** Start MATERIAL PROVIDED **

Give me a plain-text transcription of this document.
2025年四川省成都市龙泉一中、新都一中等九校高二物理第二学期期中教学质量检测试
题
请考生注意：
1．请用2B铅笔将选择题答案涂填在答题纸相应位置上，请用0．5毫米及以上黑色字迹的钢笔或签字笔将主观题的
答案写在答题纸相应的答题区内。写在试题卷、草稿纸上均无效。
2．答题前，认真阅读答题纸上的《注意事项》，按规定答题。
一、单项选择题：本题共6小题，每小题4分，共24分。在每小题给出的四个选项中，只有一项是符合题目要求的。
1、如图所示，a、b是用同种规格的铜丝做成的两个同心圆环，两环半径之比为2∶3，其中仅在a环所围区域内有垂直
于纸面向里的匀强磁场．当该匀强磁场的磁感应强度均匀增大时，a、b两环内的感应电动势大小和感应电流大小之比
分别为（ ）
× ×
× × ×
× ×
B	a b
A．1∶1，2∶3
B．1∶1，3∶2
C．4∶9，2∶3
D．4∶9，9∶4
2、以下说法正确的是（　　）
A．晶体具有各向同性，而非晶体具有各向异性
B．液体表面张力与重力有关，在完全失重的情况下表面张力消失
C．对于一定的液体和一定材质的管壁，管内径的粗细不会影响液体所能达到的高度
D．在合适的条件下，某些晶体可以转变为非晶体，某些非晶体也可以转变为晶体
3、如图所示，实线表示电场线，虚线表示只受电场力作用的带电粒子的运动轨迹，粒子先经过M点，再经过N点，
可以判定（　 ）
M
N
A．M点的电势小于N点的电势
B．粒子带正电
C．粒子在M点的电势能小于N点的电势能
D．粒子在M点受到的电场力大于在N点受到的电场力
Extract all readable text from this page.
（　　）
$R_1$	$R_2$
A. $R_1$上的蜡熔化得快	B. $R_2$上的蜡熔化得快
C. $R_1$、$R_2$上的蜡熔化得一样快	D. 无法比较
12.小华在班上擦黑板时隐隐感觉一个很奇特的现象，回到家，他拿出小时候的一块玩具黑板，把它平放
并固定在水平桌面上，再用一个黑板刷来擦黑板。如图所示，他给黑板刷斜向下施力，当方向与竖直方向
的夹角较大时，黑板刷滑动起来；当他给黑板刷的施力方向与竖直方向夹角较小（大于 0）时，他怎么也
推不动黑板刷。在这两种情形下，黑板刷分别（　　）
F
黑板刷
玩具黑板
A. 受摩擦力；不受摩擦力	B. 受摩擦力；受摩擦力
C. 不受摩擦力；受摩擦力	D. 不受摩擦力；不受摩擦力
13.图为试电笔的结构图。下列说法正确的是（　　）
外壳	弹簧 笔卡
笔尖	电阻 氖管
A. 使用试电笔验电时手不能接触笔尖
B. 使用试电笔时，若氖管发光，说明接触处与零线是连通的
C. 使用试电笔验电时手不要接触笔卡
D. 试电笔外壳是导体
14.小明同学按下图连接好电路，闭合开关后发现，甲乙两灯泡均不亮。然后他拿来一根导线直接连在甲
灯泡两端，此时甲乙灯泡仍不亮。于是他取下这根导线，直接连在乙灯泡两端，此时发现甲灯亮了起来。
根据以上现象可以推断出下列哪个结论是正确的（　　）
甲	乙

** End MATERIAL PROVIDED **

YOUR INSTRUCTIONS> Show every line from the listing above in which the string "不受摩擦力" appears.

FINISHED TASK>
A. 受摩擦力；不受摩擦力	B. 受摩擦力；受摩擦力
C. 不受摩擦力；受摩擦力	D. 不受摩擦力；不受摩擦力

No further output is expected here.